▶ **Requirement A**: In the essay on Boris's album "Pink," through which book did the writer discover the Melvins?

Boris’s “Pink,” high school, and my relationship with heavy metal

I was about 13 or 14 when I discovered the great Japanese band Boris. I found them through their primary influence the Melvins, whom I discovered through Daniel Bukszpan’s Encyclopedia of Heavy Metal – a funny and well-written book I bought more for the pictures and design than the actual music. Yes, I previewed many of the bands Bukszpan championed on iTunes and even bought a track or two from the ones I liked (my limited budget of five bucks per week for downloads prevented me from ever buying full albums, and I was hip on neither Torrent nor streaming). But I was never a metalhead, and the metal albums that stuck with me generally erred on the side of “avant-garde metal” – the post-everything, genre-jamming style that seems to orbit around the Melvins and their label boss Mike Patton.

Boris has enjoyed remarkable crossover appeal into indie circles. I suspect that even if I’d never heard of the Melvins, I might have found them through the 8.7 Best New Music their 2006 magnum opus Pink received from Pitchfork. As anyone who reads Pitchfork knows, Best New Music is not necessarily a designation for what the site actually thinks is the best new music. It’s a label reserved for bands with crossover appeal, usually to the Brian Wilson-weaned indie rock crowd Pitchfork courts. A dyed-in-the-wool doom metal band might get 8.4 with no best new music, while a doom metal band with poppy hooks or some indie rock or shoegaze influence might get the same rating with the coveted tag. Simply put, metal bands that non-metal fans might like are wont to merit the tag and, thus, enjoy the crossover success that almost invariably comes with it.

[Element region listings]
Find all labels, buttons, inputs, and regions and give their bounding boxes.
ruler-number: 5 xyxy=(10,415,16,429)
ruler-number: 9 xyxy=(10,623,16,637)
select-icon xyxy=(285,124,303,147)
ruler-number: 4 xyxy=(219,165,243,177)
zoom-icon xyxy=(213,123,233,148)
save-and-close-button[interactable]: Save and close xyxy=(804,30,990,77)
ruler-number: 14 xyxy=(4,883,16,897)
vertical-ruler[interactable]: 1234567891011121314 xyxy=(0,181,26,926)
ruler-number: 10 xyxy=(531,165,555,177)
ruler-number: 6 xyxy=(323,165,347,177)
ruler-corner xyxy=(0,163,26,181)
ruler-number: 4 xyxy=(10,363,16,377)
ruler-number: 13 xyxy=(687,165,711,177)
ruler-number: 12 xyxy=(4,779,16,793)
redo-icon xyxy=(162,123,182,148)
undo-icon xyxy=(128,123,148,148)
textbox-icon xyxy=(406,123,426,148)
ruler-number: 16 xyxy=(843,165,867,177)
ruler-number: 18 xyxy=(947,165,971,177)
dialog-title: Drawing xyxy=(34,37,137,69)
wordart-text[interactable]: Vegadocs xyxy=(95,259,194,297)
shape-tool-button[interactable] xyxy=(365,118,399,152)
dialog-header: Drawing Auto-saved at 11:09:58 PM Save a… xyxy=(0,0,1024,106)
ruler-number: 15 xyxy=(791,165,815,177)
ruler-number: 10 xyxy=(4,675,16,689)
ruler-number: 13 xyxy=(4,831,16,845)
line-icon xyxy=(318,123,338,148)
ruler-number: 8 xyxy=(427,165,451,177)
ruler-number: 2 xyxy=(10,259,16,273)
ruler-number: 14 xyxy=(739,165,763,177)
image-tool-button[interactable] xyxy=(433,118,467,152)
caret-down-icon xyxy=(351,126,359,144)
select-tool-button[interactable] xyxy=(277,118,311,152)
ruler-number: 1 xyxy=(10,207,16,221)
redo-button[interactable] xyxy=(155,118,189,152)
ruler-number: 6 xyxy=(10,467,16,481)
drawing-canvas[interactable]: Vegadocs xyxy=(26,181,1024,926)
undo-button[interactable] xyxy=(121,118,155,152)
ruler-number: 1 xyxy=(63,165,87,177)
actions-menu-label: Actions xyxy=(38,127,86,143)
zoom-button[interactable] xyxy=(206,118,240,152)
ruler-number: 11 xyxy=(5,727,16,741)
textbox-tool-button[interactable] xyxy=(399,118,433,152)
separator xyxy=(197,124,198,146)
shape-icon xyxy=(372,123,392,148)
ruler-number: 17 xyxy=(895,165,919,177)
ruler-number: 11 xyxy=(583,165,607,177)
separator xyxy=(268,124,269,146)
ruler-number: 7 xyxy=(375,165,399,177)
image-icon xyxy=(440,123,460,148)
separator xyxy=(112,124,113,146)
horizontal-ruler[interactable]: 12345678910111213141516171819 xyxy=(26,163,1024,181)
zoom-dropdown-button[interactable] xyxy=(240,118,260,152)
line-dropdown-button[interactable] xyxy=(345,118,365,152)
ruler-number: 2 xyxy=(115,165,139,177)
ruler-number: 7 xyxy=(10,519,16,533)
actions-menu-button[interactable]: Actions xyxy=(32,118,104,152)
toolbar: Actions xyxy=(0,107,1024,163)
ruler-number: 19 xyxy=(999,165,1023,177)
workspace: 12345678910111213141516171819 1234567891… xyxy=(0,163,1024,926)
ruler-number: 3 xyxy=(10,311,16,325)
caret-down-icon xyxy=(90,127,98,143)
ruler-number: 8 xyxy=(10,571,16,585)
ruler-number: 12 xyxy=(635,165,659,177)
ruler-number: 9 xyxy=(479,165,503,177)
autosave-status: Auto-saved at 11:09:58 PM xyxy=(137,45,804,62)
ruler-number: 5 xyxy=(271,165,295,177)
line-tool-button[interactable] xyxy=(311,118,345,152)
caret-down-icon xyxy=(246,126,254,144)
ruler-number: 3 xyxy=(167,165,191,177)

▶ **Requirement B**: Transcribe the entries verbatim, beginning at the first line of the entries and stopping after the line that contains "ruler-number: 4 xyxy=(10,363,16,377)".

▶ **Complete answer A**: Daniel Bukszpan's Encyclopedia of Heavy Metal

▶ **Complete answer B**:
Find all labels, buttons, inputs, and regions and give their bounding boxes.
ruler-number: 5 xyxy=(10,415,16,429)
ruler-number: 9 xyxy=(10,623,16,637)
select-icon xyxy=(285,124,303,147)
ruler-number: 4 xyxy=(219,165,243,177)
zoom-icon xyxy=(213,123,233,148)
save-and-close-button[interactable]: Save and close xyxy=(804,30,990,77)
ruler-number: 14 xyxy=(4,883,16,897)
vertical-ruler[interactable]: 1234567891011121314 xyxy=(0,181,26,926)
ruler-number: 10 xyxy=(531,165,555,177)
ruler-number: 6 xyxy=(323,165,347,177)
ruler-corner xyxy=(0,163,26,181)
ruler-number: 4 xyxy=(10,363,16,377)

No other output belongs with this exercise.